**Entries:**
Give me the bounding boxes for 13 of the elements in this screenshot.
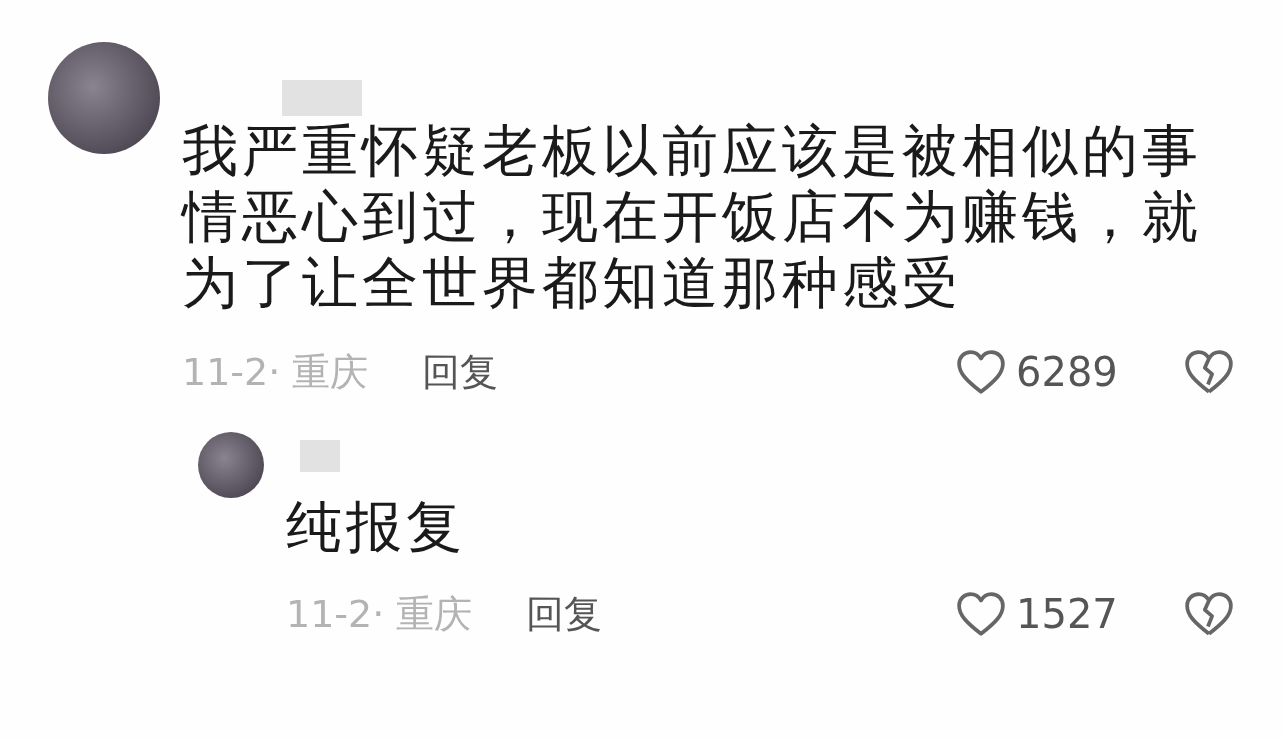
blurred-username bbox=[300, 440, 340, 472]
like-icon[interactable] bbox=[956, 349, 1006, 395]
comment-text: 我严重怀疑老板以前应该是被相似的事情恶心到过，现在开饭店不为赚钱，就为了让全世界都知道那种感受 bbox=[182, 118, 1203, 316]
broken-heart-icon[interactable] bbox=[1184, 349, 1234, 395]
comment-text: 纯报复 bbox=[286, 494, 467, 560]
date-location: 11-2· 重庆 bbox=[286, 590, 473, 638]
like-count: 1527 bbox=[1016, 591, 1119, 637]
broken-heart-icon[interactable] bbox=[1184, 591, 1234, 637]
reply-link[interactable]: 回复 bbox=[422, 346, 499, 398]
reply-link[interactable]: 回复 bbox=[526, 588, 603, 640]
like-icon[interactable] bbox=[956, 591, 1006, 637]
like-count: 6289 bbox=[1016, 349, 1119, 395]
date-location: 11-2· 重庆 bbox=[182, 348, 369, 396]
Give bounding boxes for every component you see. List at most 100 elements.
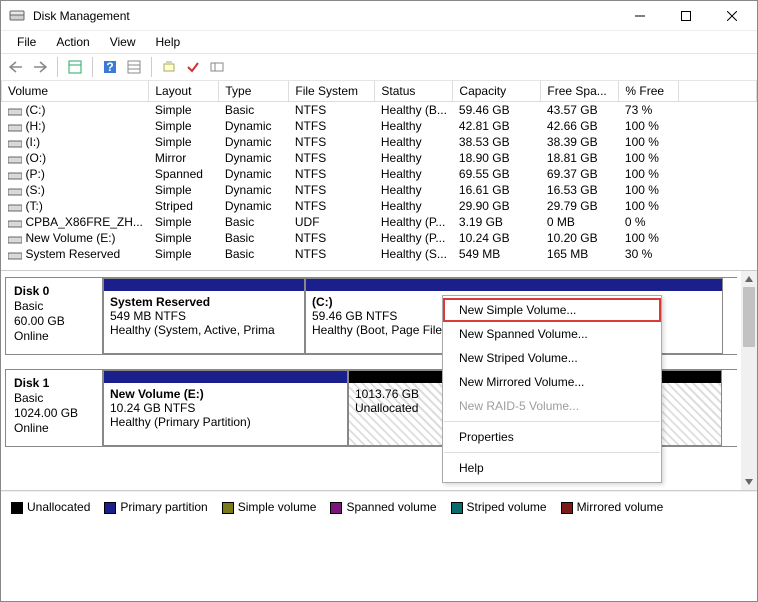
- cell-volume: (S:): [26, 183, 45, 197]
- cell-layout: Simple: [149, 214, 219, 230]
- cell-free: 10.20 GB: [541, 230, 619, 246]
- legend-swatch: [451, 502, 463, 514]
- scroll-track[interactable]: [741, 287, 757, 474]
- cell-pct: 100 %: [619, 150, 679, 166]
- menu-file[interactable]: File: [7, 33, 46, 51]
- cell-volume: New Volume (E:): [26, 231, 116, 245]
- volume-icon: [8, 250, 22, 260]
- cell-pct: 0 %: [619, 214, 679, 230]
- cell-fs: NTFS: [289, 246, 375, 262]
- close-button[interactable]: [709, 1, 755, 31]
- settings-icon[interactable]: [123, 56, 145, 78]
- cell-volume: (C:): [26, 103, 46, 117]
- cell-capacity: 549 MB: [453, 246, 541, 262]
- partition-status: Healthy (System, Active, Prima: [110, 323, 298, 337]
- cell-pct: 30 %: [619, 246, 679, 262]
- col-pctfree[interactable]: % Free: [619, 81, 679, 102]
- volume-icon: [8, 218, 22, 228]
- app-icon: [9, 8, 25, 24]
- vertical-scrollbar[interactable]: [741, 271, 757, 490]
- table-row[interactable]: (P:)SpannedDynamicNTFSHealthy69.55 GB69.…: [2, 166, 757, 182]
- menu-new-simple-volume[interactable]: New Simple Volume...: [443, 298, 661, 322]
- col-type[interactable]: Type: [219, 81, 289, 102]
- forward-button[interactable]: [29, 56, 51, 78]
- table-row[interactable]: (I:)SimpleDynamicNTFSHealthy38.53 GB38.3…: [2, 134, 757, 150]
- volume-icon: [8, 106, 22, 116]
- cell-status: Healthy: [375, 150, 453, 166]
- cell-volume: (I:): [26, 135, 41, 149]
- menu-bar: File Action View Help: [1, 31, 757, 53]
- legend-mirrored: Mirrored volume: [561, 500, 664, 514]
- partition[interactable]: New Volume (E:)10.24 GB NTFSHealthy (Pri…: [103, 370, 348, 446]
- cell-pct: 100 %: [619, 182, 679, 198]
- legend-swatch: [330, 502, 342, 514]
- partition-color-bar: [306, 279, 722, 291]
- back-button[interactable]: [5, 56, 27, 78]
- cell-volume: (O:): [26, 151, 47, 165]
- disk-size: 60.00 GB: [14, 314, 94, 328]
- action-icon[interactable]: [158, 56, 180, 78]
- cell-pct: 100 %: [619, 198, 679, 214]
- cell-layout: Simple: [149, 118, 219, 134]
- cell-status: Healthy: [375, 166, 453, 182]
- minimize-button[interactable]: [617, 1, 663, 31]
- col-status[interactable]: Status: [375, 81, 453, 102]
- menu-properties[interactable]: Properties: [443, 425, 661, 449]
- partition-status: Healthy (Primary Partition): [110, 415, 341, 429]
- partition-color-bar: [104, 371, 347, 383]
- cell-type: Dynamic: [219, 134, 289, 150]
- column-headers[interactable]: Volume Layout Type File System Status Ca…: [2, 81, 757, 102]
- cell-status: Healthy (P...: [375, 230, 453, 246]
- check-icon[interactable]: [182, 56, 204, 78]
- context-menu: New Simple Volume... New Spanned Volume.…: [442, 295, 662, 483]
- legend-primary: Primary partition: [104, 500, 207, 514]
- maximize-button[interactable]: [663, 1, 709, 31]
- scroll-up-arrow[interactable]: [741, 271, 757, 287]
- volume-list[interactable]: Volume Layout Type File System Status Ca…: [1, 81, 757, 271]
- table-row[interactable]: (S:)SimpleDynamicNTFSHealthy16.61 GB16.5…: [2, 182, 757, 198]
- menu-new-spanned-volume[interactable]: New Spanned Volume...: [443, 322, 661, 346]
- cell-capacity: 38.53 GB: [453, 134, 541, 150]
- partition-color-bar: [104, 279, 304, 291]
- partition[interactable]: System Reserved549 MB NTFSHealthy (Syste…: [103, 278, 305, 354]
- table-row[interactable]: (O:)MirrorDynamicNTFSHealthy18.90 GB18.8…: [2, 150, 757, 166]
- cell-fs: NTFS: [289, 134, 375, 150]
- list-icon[interactable]: [206, 56, 228, 78]
- table-row[interactable]: System ReservedSimpleBasicNTFSHealthy (S…: [2, 246, 757, 262]
- disk-status: Online: [14, 421, 94, 435]
- menu-help[interactable]: Help: [146, 33, 191, 51]
- col-capacity[interactable]: Capacity: [453, 81, 541, 102]
- cell-status: Healthy: [375, 118, 453, 134]
- table-row[interactable]: (C:)SimpleBasicNTFSHealthy (B...59.46 GB…: [2, 102, 757, 119]
- col-layout[interactable]: Layout: [149, 81, 219, 102]
- scroll-down-arrow[interactable]: [741, 474, 757, 490]
- col-volume[interactable]: Volume: [2, 81, 149, 102]
- table-row[interactable]: (T:)StripedDynamicNTFSHealthy29.90 GB29.…: [2, 198, 757, 214]
- cell-free: 69.37 GB: [541, 166, 619, 182]
- cell-layout: Mirror: [149, 150, 219, 166]
- cell-type: Dynamic: [219, 150, 289, 166]
- menu-new-mirrored-volume[interactable]: New Mirrored Volume...: [443, 370, 661, 394]
- scroll-thumb[interactable]: [743, 287, 755, 347]
- cell-capacity: 29.90 GB: [453, 198, 541, 214]
- table-row[interactable]: (H:)SimpleDynamicNTFSHealthy42.81 GB42.6…: [2, 118, 757, 134]
- menu-action[interactable]: Action: [46, 33, 99, 51]
- col-filesystem[interactable]: File System: [289, 81, 375, 102]
- cell-fs: NTFS: [289, 166, 375, 182]
- table-row[interactable]: CPBA_X86FRE_ZH...SimpleBasicUDFHealthy (…: [2, 214, 757, 230]
- cell-pct: 100 %: [619, 230, 679, 246]
- disk-info[interactable]: Disk 1Basic1024.00 GBOnline: [5, 370, 103, 446]
- volume-icon: [8, 186, 22, 196]
- menu-help[interactable]: Help: [443, 456, 661, 480]
- window-controls: [617, 1, 755, 31]
- legend-swatch: [222, 502, 234, 514]
- table-row[interactable]: New Volume (E:)SimpleBasicNTFSHealthy (P…: [2, 230, 757, 246]
- show-hide-button[interactable]: [64, 56, 86, 78]
- cell-free: 16.53 GB: [541, 182, 619, 198]
- menu-view[interactable]: View: [100, 33, 146, 51]
- disk-info[interactable]: Disk 0Basic60.00 GBOnline: [5, 278, 103, 354]
- col-freespace[interactable]: Free Spa...: [541, 81, 619, 102]
- help-icon[interactable]: ?: [99, 56, 121, 78]
- menu-new-striped-volume[interactable]: New Striped Volume...: [443, 346, 661, 370]
- cell-volume: CPBA_X86FRE_ZH...: [26, 215, 143, 229]
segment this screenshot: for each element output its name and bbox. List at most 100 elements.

**Aim of the task:** Print the lines of the listing starting with the line that contains "blurred-username bbox=[300, 440, 340, 472]" and going on through the line that contains "comment-text: 纯报复 bbox=[286, 494, 467, 560]", exactly as they appear.

**Solution for this task:**
blurred-username bbox=[300, 440, 340, 472]
like-icon[interactable] bbox=[956, 349, 1006, 395]
comment-text: 我严重怀疑老板以前应该是被相似的事情恶心到过，现在开饭店不为赚钱，就为了让全世界都知道那种感受 bbox=[182, 118, 1203, 316]
broken-heart-icon[interactable] bbox=[1184, 349, 1234, 395]
comment-text: 纯报复 bbox=[286, 494, 467, 560]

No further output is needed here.